[Recorded data]
++++++++

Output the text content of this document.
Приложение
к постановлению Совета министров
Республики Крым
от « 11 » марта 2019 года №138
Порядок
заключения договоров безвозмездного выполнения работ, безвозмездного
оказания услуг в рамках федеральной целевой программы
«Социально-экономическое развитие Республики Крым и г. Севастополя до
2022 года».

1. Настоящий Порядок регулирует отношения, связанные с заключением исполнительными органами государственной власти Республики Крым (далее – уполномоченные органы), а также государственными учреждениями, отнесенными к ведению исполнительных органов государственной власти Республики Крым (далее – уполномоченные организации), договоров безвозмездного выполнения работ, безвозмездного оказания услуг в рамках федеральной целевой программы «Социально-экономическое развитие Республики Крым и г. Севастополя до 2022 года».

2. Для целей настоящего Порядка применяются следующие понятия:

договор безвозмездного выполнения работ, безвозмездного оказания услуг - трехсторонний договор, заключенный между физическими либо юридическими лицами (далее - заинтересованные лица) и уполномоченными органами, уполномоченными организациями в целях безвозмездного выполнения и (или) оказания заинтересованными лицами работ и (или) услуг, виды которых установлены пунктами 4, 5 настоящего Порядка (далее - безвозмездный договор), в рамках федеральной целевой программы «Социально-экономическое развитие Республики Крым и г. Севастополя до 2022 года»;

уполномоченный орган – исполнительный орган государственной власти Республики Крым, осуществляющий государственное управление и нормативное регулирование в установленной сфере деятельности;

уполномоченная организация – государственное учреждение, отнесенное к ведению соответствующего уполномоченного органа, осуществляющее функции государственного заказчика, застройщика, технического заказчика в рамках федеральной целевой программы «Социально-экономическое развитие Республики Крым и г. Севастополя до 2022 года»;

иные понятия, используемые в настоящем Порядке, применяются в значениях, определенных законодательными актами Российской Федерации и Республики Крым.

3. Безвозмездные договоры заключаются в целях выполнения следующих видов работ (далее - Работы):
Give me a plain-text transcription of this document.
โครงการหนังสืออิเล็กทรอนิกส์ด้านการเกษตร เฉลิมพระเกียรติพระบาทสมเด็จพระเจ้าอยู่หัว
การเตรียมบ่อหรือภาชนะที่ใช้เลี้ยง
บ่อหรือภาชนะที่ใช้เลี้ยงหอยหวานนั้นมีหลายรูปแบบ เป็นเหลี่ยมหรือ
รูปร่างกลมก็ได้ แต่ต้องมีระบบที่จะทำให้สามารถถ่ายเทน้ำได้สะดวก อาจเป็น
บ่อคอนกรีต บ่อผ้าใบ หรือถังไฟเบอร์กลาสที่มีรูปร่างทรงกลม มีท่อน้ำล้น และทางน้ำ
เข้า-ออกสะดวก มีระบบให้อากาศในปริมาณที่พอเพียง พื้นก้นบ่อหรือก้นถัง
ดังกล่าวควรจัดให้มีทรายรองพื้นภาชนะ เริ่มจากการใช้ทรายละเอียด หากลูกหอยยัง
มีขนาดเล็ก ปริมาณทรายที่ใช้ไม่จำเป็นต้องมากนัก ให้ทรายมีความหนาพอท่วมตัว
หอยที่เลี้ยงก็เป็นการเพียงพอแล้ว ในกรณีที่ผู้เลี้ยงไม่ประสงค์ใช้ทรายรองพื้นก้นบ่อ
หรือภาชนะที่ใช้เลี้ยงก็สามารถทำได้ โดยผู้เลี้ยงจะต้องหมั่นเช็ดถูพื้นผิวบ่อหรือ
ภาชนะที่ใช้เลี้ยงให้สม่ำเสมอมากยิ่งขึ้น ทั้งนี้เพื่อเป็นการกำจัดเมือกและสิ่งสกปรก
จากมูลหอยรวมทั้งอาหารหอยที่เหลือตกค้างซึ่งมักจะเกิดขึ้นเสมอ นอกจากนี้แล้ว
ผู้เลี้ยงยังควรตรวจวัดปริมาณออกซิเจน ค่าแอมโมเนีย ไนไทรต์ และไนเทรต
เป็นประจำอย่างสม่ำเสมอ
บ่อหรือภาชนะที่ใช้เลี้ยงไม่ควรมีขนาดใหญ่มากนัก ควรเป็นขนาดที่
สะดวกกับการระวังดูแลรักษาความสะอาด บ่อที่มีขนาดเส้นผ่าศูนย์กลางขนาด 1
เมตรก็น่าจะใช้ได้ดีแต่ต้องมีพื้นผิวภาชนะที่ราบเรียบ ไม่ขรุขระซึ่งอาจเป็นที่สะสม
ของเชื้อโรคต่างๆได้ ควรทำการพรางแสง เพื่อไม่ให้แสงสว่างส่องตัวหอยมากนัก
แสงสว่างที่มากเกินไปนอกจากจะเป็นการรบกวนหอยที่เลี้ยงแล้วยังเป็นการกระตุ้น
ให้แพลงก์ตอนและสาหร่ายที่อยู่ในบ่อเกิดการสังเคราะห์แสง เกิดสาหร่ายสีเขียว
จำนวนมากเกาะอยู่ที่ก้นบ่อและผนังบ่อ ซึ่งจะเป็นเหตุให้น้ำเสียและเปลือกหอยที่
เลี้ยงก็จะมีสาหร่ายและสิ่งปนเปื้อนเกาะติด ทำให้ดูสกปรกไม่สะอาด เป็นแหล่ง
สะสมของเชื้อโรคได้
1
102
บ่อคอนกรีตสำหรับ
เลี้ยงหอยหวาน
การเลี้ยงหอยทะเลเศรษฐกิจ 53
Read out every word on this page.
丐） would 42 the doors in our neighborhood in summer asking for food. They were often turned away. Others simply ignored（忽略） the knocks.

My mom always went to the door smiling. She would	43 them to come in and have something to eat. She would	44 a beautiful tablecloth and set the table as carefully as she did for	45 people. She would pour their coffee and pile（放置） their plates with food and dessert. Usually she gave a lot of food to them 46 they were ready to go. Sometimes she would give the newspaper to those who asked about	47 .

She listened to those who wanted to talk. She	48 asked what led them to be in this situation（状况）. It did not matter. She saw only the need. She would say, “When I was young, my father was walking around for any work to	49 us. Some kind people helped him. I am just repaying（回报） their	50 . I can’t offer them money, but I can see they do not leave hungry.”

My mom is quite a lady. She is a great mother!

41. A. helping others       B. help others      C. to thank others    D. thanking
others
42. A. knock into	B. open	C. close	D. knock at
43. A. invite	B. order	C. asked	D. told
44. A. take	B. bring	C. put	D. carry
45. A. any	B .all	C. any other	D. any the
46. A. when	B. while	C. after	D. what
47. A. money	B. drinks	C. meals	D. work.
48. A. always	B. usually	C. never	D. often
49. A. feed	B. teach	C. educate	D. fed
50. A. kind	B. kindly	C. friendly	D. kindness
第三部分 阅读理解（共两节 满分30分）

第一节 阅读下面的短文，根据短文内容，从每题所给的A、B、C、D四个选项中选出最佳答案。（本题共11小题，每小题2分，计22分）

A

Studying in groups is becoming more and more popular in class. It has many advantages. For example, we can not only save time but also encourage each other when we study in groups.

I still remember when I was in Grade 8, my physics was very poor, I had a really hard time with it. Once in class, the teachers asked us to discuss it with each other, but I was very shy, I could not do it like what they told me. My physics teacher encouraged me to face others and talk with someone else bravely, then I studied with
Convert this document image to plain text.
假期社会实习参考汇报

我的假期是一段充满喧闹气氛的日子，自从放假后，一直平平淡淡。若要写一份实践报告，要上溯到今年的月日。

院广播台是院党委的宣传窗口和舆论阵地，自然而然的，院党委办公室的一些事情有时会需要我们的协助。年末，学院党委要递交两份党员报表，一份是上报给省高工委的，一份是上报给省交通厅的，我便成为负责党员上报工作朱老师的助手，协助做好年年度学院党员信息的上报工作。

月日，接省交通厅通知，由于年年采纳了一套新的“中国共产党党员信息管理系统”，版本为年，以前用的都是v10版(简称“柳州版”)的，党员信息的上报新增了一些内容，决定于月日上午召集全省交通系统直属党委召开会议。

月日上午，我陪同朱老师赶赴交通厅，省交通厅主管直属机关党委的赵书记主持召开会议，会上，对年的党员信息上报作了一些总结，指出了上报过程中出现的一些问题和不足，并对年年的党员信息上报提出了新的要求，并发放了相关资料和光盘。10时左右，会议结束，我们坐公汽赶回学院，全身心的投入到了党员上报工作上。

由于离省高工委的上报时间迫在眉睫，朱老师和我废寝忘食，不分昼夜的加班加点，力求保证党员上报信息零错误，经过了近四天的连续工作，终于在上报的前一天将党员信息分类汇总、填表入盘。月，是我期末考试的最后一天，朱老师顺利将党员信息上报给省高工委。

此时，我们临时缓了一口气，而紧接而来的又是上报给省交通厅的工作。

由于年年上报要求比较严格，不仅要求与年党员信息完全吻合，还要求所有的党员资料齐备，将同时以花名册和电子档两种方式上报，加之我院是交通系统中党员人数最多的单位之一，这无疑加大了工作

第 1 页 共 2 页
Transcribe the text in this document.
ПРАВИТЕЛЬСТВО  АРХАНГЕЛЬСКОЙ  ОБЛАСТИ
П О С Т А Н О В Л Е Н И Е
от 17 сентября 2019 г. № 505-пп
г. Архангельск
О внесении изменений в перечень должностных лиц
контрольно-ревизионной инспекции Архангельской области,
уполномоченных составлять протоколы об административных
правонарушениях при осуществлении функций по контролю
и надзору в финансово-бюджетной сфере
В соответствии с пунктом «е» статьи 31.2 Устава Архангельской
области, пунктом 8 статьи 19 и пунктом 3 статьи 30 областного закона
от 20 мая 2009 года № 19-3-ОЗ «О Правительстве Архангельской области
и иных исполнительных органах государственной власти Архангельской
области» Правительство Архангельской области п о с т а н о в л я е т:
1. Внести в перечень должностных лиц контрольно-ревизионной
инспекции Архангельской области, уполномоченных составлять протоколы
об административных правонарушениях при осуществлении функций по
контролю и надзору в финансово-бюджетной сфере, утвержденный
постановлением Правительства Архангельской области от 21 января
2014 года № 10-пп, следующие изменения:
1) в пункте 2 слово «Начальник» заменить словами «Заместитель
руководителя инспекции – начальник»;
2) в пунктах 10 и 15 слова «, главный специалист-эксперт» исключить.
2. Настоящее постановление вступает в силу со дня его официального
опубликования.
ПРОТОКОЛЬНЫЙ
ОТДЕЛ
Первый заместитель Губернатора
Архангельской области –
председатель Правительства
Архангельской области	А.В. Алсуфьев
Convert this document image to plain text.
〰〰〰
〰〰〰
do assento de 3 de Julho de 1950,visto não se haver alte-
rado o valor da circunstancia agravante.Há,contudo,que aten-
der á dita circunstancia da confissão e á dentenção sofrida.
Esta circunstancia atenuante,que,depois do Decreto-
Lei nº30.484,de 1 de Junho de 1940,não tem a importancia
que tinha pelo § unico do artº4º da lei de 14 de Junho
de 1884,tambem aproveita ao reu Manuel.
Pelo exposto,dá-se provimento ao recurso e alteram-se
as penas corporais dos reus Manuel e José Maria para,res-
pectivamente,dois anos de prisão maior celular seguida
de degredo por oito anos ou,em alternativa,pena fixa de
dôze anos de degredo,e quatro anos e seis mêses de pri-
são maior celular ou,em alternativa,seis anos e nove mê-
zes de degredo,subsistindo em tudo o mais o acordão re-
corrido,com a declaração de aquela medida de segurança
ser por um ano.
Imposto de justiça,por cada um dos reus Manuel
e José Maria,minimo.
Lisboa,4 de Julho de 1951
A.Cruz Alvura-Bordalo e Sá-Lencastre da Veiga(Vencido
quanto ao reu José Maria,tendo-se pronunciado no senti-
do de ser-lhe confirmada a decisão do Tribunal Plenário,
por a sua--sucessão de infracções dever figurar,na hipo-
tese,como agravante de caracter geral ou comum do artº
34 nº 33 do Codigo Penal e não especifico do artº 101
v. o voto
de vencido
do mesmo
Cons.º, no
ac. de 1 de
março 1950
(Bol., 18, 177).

++++++++

## WHAT IS REQUIRED
In the entries above, find each line with the word "money" and show it.

## ANSWER TO THIS EXERCISE
She listened to those who wanted to talk. She	48 asked what led them to be in this situation（状况）. It did not matter. She saw only the need. She would say, “When I was young, my father was walking around for any work to	49 us. Some kind people helped him. I am just repaying（回报） their	50 . I can’t offer them money, but I can see they do not leave hungry.”
47. A. money	B. drinks	C. meals	D. work.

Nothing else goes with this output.